PROBLEM TO SOLVE =
The count of lines below that include the string "urine" is the whole answer; write it alone.

[Stored items from a collection]
⁂

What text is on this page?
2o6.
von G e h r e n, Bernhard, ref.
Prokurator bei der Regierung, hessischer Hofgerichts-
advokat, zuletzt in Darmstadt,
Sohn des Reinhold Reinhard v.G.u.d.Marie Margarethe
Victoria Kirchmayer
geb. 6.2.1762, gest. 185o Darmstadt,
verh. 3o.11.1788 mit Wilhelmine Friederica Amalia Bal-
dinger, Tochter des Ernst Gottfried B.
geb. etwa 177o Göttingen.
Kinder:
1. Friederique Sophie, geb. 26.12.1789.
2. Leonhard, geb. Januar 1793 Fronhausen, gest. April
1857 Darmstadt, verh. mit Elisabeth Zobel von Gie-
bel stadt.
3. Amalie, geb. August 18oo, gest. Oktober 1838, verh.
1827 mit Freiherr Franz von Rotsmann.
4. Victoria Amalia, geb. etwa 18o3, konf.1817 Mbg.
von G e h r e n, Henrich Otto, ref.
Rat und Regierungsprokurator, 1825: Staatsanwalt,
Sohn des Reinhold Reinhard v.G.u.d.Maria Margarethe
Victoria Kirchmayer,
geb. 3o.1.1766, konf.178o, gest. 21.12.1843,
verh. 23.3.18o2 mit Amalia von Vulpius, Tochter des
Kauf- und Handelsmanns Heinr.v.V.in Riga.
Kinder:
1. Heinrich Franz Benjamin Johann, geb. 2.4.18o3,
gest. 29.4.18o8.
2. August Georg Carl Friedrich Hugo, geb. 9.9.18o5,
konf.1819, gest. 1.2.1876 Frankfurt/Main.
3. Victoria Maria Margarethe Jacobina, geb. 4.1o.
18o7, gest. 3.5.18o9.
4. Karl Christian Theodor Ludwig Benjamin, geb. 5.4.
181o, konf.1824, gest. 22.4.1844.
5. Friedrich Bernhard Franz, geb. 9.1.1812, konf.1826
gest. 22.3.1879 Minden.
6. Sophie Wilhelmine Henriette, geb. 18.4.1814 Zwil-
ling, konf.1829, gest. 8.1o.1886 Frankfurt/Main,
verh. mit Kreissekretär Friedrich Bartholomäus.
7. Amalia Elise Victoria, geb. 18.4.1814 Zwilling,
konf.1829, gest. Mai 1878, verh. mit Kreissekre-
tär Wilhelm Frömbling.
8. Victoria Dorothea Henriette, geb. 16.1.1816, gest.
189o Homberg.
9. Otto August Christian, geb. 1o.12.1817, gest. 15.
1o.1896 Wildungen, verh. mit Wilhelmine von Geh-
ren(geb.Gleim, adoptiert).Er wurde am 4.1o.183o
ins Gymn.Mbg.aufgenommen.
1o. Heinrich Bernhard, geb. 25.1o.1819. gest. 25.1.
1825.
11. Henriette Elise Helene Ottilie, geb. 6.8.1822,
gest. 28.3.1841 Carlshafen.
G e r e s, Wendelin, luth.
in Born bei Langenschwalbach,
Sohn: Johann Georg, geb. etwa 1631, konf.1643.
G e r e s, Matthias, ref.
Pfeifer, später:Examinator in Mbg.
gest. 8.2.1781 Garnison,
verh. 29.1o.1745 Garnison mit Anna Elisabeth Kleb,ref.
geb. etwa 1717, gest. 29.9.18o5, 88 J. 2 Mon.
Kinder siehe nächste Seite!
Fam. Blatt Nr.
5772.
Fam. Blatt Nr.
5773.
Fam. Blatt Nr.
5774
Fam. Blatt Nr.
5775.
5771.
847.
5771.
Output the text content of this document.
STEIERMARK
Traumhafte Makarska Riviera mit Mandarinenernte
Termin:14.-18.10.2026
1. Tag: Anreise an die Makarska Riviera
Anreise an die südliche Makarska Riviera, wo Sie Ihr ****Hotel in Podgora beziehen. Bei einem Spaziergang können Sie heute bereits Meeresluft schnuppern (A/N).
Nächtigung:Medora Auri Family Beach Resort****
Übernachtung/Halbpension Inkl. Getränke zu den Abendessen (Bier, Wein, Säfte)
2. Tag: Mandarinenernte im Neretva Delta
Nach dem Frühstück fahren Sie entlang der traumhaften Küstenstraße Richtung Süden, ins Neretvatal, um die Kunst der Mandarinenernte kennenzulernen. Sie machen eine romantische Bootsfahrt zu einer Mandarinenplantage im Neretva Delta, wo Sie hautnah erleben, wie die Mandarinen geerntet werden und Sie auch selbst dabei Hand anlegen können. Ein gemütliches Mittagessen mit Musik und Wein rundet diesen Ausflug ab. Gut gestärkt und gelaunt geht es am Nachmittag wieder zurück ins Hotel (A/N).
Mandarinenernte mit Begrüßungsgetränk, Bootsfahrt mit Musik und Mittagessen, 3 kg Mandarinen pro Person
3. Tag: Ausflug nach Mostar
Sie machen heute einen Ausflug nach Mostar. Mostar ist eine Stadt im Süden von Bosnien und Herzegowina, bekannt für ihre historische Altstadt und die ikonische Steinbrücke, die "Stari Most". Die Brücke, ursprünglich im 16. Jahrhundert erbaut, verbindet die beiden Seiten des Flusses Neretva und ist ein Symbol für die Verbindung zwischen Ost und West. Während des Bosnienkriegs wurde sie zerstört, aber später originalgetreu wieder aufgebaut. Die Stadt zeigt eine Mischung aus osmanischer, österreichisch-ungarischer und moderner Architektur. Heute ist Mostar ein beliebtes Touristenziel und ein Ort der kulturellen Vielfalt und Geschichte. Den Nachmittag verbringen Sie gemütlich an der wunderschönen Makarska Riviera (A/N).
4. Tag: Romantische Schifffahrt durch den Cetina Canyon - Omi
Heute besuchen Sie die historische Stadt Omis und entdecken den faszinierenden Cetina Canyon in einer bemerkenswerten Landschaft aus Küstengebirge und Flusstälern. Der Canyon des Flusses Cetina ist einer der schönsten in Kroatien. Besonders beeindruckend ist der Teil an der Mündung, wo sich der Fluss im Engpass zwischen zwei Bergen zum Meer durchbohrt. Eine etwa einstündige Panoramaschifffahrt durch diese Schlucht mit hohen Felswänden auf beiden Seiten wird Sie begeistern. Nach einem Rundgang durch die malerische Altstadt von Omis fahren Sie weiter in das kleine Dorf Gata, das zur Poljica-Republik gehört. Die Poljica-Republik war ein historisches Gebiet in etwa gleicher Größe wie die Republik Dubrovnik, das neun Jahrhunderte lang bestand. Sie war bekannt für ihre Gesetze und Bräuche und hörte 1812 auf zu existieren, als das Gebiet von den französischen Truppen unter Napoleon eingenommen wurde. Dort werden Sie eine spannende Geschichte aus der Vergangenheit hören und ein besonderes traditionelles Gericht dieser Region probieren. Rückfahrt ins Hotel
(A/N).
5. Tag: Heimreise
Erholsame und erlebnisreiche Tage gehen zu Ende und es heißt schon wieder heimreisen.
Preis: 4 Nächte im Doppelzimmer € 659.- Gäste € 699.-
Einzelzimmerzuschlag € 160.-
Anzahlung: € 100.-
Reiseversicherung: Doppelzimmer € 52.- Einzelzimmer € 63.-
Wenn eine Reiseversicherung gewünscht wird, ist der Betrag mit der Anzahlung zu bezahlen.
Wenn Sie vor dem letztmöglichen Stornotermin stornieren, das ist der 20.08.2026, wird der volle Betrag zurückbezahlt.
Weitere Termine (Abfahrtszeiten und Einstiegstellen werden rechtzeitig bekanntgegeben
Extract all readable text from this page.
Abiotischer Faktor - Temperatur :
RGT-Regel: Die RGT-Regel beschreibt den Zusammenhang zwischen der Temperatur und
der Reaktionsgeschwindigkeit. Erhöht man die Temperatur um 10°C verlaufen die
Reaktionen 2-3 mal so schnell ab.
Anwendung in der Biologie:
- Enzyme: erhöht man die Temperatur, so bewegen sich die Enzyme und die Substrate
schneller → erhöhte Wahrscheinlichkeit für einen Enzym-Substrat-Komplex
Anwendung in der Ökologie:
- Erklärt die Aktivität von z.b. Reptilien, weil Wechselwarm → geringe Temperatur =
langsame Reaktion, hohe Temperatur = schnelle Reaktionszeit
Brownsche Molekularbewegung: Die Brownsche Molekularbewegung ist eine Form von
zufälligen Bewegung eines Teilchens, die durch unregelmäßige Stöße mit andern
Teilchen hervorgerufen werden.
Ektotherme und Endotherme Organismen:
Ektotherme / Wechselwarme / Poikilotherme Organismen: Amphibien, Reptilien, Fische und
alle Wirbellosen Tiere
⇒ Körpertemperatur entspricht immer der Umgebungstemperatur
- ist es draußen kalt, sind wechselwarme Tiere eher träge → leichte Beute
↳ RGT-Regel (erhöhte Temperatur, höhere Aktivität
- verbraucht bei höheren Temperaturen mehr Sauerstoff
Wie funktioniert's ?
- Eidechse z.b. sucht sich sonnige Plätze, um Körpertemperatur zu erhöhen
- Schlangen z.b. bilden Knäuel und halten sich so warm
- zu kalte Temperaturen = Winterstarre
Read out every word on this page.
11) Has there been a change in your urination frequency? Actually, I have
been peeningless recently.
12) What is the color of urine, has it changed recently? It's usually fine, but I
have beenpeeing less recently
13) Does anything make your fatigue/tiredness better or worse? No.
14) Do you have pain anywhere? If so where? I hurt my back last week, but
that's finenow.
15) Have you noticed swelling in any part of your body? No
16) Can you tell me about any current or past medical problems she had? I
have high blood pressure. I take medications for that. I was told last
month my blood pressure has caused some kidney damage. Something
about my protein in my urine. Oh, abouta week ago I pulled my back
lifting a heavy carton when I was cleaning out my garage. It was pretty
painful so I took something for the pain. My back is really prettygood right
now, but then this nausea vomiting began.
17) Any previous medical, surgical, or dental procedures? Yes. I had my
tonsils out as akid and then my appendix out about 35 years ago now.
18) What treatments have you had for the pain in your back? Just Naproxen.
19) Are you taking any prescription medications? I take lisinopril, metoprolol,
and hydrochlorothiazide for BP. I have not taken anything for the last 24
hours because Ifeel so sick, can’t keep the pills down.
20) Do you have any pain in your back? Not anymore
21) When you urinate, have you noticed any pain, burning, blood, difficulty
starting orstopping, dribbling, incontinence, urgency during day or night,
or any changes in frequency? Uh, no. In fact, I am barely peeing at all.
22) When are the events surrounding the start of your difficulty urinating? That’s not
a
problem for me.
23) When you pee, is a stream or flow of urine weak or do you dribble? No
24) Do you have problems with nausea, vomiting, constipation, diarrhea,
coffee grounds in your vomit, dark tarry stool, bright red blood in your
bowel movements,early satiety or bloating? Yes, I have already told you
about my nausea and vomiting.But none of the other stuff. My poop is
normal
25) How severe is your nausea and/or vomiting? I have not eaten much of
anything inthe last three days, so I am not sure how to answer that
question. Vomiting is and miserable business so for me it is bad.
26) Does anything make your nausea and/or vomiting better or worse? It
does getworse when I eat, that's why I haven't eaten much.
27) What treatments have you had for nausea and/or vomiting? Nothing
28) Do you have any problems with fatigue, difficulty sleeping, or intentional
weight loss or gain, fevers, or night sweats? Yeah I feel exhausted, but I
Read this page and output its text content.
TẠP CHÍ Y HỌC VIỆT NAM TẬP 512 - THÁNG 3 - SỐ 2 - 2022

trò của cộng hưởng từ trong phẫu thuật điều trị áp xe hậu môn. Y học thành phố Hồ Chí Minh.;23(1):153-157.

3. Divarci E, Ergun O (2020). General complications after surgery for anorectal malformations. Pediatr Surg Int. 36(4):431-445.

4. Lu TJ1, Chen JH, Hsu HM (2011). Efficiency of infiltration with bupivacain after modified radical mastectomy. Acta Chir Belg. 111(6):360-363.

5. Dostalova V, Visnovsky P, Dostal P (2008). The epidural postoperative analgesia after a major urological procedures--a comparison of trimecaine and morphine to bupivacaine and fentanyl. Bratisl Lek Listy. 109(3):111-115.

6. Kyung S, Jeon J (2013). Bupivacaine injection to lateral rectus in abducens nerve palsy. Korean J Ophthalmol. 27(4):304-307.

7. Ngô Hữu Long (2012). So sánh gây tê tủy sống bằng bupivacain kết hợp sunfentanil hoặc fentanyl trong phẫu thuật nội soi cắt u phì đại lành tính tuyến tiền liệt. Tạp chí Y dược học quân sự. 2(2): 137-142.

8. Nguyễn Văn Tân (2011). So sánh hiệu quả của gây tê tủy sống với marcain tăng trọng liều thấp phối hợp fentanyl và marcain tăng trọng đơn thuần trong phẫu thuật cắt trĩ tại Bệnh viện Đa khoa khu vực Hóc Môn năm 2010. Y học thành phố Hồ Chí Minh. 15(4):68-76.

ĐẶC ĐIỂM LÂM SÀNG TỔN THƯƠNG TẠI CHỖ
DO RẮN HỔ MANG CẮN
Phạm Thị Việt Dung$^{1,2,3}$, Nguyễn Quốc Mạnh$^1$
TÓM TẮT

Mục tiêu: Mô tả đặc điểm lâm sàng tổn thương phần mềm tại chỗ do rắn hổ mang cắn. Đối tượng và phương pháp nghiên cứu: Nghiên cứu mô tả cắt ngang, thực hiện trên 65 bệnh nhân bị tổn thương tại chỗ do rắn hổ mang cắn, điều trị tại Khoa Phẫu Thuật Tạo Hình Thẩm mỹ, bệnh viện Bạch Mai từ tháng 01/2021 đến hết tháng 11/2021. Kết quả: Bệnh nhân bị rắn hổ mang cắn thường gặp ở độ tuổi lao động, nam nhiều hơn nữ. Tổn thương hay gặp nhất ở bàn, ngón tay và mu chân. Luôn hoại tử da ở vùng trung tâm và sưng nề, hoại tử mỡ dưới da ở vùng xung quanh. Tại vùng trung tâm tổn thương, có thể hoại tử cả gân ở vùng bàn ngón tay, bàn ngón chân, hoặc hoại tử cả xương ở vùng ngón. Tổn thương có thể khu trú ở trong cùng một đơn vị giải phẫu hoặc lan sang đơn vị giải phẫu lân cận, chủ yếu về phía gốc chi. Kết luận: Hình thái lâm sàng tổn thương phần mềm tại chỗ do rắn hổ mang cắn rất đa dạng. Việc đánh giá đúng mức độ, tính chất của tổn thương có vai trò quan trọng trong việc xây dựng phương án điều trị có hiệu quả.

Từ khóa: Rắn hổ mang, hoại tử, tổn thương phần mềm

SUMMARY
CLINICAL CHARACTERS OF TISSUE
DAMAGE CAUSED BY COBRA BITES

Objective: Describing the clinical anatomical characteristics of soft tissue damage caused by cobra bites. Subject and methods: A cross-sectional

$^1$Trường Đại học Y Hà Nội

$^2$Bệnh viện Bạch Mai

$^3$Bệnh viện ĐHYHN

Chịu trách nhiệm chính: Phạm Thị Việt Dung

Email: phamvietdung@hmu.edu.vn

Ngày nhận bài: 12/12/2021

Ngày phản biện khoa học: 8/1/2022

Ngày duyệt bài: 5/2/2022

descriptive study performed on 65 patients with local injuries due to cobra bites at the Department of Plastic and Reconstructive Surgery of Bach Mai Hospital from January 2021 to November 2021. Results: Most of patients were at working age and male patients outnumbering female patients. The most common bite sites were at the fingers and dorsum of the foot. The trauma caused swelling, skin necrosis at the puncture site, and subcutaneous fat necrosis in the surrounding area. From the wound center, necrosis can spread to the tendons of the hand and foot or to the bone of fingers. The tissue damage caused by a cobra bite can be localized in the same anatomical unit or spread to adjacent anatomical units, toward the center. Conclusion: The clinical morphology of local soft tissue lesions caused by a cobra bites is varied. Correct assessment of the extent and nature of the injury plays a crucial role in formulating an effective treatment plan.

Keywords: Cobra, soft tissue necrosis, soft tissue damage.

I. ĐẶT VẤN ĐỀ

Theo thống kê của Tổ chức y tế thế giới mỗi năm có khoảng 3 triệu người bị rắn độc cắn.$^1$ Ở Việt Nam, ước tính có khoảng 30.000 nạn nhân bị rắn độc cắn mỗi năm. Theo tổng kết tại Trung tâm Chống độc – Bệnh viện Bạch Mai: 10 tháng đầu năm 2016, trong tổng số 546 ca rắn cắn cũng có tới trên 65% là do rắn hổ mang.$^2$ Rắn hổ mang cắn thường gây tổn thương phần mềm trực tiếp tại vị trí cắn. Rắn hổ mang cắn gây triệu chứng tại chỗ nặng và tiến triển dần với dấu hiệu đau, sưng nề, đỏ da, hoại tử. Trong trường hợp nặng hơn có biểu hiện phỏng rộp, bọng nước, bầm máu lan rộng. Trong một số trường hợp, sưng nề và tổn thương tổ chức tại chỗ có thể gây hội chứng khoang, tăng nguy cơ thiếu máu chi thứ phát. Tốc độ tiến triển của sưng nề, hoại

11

⁂

TASK ANSWER =
3